_Exercise directions:_
Verbatim output of all the material below is required.

Stored dataset items
** Begin **

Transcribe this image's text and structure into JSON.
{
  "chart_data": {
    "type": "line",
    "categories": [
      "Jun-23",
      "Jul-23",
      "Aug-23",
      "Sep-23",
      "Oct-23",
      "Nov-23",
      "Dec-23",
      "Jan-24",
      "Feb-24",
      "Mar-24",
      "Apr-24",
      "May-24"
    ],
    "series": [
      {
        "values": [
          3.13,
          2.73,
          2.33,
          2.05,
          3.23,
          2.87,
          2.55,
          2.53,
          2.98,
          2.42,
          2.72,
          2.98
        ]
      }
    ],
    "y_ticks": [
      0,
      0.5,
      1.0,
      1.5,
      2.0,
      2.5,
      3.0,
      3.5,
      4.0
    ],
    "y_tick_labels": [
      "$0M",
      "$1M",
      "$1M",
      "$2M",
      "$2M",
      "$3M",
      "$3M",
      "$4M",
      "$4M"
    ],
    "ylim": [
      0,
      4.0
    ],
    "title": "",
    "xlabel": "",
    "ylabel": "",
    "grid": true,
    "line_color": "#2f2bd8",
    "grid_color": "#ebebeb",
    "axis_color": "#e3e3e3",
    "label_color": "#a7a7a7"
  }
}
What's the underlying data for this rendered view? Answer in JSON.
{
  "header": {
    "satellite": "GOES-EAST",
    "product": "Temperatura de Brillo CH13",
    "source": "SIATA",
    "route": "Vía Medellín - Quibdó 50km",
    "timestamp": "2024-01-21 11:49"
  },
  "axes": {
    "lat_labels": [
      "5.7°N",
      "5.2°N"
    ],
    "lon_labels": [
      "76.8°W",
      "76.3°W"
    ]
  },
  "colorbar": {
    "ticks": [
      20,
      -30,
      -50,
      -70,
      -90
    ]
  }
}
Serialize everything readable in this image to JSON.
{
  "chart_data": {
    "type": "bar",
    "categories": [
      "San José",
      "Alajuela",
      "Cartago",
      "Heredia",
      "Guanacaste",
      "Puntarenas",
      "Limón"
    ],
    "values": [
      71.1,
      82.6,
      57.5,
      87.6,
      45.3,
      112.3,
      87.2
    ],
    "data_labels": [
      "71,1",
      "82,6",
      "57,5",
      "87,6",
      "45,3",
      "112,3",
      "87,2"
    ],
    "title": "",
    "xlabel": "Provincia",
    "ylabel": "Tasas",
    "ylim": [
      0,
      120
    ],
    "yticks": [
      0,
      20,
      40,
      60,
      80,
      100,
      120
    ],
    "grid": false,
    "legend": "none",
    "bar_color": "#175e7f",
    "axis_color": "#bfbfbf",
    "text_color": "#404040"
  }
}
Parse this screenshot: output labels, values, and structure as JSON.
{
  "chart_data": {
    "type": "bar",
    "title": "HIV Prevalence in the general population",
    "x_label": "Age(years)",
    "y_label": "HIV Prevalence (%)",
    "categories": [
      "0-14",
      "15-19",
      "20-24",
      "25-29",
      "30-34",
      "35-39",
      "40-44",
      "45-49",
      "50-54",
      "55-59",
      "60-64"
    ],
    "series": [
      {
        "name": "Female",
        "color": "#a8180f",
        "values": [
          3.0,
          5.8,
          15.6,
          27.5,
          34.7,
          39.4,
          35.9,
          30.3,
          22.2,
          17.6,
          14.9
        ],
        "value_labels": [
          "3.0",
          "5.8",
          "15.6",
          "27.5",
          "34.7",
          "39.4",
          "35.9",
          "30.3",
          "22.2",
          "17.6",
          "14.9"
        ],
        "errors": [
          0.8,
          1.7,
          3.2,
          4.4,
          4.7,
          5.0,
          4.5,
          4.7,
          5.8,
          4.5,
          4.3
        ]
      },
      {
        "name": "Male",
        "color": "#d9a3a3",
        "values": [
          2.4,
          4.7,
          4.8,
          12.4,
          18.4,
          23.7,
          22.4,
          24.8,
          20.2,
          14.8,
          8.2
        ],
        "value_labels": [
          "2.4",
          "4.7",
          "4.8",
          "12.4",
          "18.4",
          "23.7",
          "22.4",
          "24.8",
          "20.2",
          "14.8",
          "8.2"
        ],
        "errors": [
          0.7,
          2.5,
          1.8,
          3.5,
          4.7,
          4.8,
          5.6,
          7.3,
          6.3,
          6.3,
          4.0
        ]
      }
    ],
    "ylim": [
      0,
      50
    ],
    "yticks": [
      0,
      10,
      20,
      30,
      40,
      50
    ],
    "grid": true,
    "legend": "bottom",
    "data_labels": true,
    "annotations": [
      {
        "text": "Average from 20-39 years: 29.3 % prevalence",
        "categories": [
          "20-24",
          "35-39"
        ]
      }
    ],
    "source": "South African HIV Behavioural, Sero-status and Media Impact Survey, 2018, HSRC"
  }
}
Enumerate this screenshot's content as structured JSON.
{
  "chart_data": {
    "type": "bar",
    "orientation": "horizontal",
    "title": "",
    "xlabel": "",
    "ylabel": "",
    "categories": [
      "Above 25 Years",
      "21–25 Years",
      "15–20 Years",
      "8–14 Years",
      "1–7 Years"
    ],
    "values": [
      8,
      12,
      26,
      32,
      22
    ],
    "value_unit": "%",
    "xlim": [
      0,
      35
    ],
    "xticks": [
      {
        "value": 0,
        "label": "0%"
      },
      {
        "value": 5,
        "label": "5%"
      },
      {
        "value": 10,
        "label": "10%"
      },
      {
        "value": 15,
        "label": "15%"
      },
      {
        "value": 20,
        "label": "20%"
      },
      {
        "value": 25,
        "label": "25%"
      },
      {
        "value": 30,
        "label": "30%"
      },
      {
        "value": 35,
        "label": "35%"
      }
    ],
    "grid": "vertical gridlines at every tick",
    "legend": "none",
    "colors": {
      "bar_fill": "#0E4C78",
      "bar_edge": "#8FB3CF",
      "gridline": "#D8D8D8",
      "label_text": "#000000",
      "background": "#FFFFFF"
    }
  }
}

** End **

_Reply:_
Transcribe this image's text and structure into JSON.
{
  "chart_data": {
    "type": "line",
    "categories": [
      "Jun-23",
      "Jul-23",
      "Aug-23",
      "Sep-23",
      "Oct-23",
      "Nov-23",
      "Dec-23",
      "Jan-24",
      "Feb-24",
      "Mar-24",
      "Apr-24",
      "May-24"
    ],
    "series": [
      {
        "values": [
          3.13,
          2.73,
          2.33,
          2.05,
          3.23,
          2.87,
          2.55,
          2.53,
          2.98,
          2.42,
          2.72,
          2.98
        ]
      }
    ],
    "y_ticks": [
      0,
      0.5,
      1.0,
      1.5,
      2.0,
      2.5,
      3.0,
      3.5,
      4.0
    ],
    "y_tick_labels": [
      "$0M",
      "$1M",
      "$1M",
      "$2M",
      "$2M",
      "$3M",
      "$3M",
      "$4M",
      "$4M"
    ],
    "ylim": [
      0,
      4.0
    ],
    "title": "",
    "xlabel": "",
    "ylabel": "",
    "grid": true,
    "line_color": "#2f2bd8",
    "grid_color": "#ebebeb",
    "axis_color": "#e3e3e3",
    "label_color": "#a7a7a7"
  }
}
What's the underlying data for this rendered view? Answer in JSON.
{
  "header": {
    "satellite": "GOES-EAST",
    "product": "Temperatura de Brillo CH13",
    "source": "SIATA",
    "route": "Vía Medellín - Quibdó 50km",
    "timestamp": "2024-01-21 11:49"
  },
  "axes": {
    "lat_labels": [
      "5.7°N",
      "5.2°N"
    ],
    "lon_labels": [
      "76.8°W",
      "76.3°W"
    ]
  },
  "colorbar": {
    "ticks": [
      20,
      -30,
      -50,
      -70,
      -90
    ]
  }
}
Serialize everything readable in this image to JSON.
{
  "chart_data": {
    "type": "bar",
    "categories": [
      "San José",
      "Alajuela",
      "Cartago",
      "Heredia",
      "Guanacaste",
      "Puntarenas",
      "Limón"
    ],
    "values": [
      71.1,
      82.6,
      57.5,
      87.6,
      45.3,
      112.3,
      87.2
    ],
    "data_labels": [
      "71,1",
      "82,6",
      "57,5",
      "87,6",
      "45,3",
      "112,3",
      "87,2"
    ],
    "title": "",
    "xlabel": "Provincia",
    "ylabel": "Tasas",
    "ylim": [
      0,
      120
    ],
    "yticks": [
      0,
      20,
      40,
      60,
      80,
      100,
      120
    ],
    "grid": false,
    "legend": "none",
    "bar_color": "#175e7f",
    "axis_color": "#bfbfbf",
    "text_color": "#404040"
  }
}
Parse this screenshot: output labels, values, and structure as JSON.
{
  "chart_data": {
    "type": "bar",
    "title": "HIV Prevalence in the general population",
    "x_label": "Age(years)",
    "y_label": "HIV Prevalence (%)",
    "categories": [
      "0-14",
      "15-19",
      "20-24",
      "25-29",
      "30-34",
      "35-39",
      "40-44",
      "45-49",
      "50-54",
      "55-59",
      "60-64"
    ],
    "series": [
      {
        "name": "Female",
        "color": "#a8180f",
        "values": [
          3.0,
          5.8,
          15.6,
          27.5,
          34.7,
          39.4,
          35.9,
          30.3,
          22.2,
          17.6,
          14.9
        ],
        "value_labels": [
          "3.0",
          "5.8",
          "15.6",
          "27.5",
          "34.7",
          "39.4",
          "35.9",
          "30.3",
          "22.2",
          "17.6",
          "14.9"
        ],
        "errors": [
          0.8,
          1.7,
          3.2,
          4.4,
          4.7,
          5.0,
          4.5,
          4.7,
          5.8,
          4.5,
          4.3
        ]
      },
      {
        "name": "Male",
        "color": "#d9a3a3",
        "values": [
          2.4,
          4.7,
          4.8,
          12.4,
          18.4,
          23.7,
          22.4,
          24.8,
          20.2,
          14.8,
          8.2
        ],
        "value_labels": [
          "2.4",
          "4.7",
          "4.8",
          "12.4",
          "18.4",
          "23.7",
          "22.4",
          "24.8",
          "20.2",
          "14.8",
          "8.2"
        ],
        "errors": [
          0.7,
          2.5,
          1.8,
          3.5,
          4.7,
          4.8,
          5.6,
          7.3,
          6.3,
          6.3,
          4.0
        ]
      }
    ],
    "ylim": [
      0,
      50
    ],
    "yticks": [
      0,
      10,
      20,
      30,
      40,
      50
    ],
    "grid": true,
    "legend": "bottom",
    "data_labels": true,
    "annotations": [
      {
        "text": "Average from 20-39 years: 29.3 % prevalence",
        "categories": [
          "20-24",
          "35-39"
        ]
      }
    ],
    "source": "South African HIV Behavioural, Sero-status and Media Impact Survey, 2018, HSRC"
  }
}
Enumerate this screenshot's content as structured JSON.
{
  "chart_data": {
    "type": "bar",
    "orientation": "horizontal",
    "title": "",
    "xlabel": "",
    "ylabel": "",
    "categories": [
      "Above 25 Years",
      "21–25 Years",
      "15–20 Years",
      "8–14 Years",
      "1–7 Years"
    ],
    "values": [
      8,
      12,
      26,
      32,
      22
    ],
    "value_unit": "%",
    "xlim": [
      0,
      35
    ],
    "xticks": [
      {
        "value": 0,
        "label": "0%"
      },
      {
        "value": 5,
        "label": "5%"
      },
      {
        "value": 10,
        "label": "10%"
      },
      {
        "value": 15,
        "label": "15%"
      },
      {
        "value": 20,
        "label": "20%"
      },
      {
        "value": 25,
        "label": "25%"
      },
      {
        "value": 30,
        "label": "30%"
      },
      {
        "value": 35,
        "label": "35%"
      }
    ],
    "grid": "vertical gridlines at every tick",
    "legend": "none",
    "colors": {
      "bar_fill": "#0E4C78",
      "bar_edge": "#8FB3CF",
      "gridline": "#D8D8D8",
      "label_text": "#000000",
      "background": "#FFFFFF"
    }
  }
}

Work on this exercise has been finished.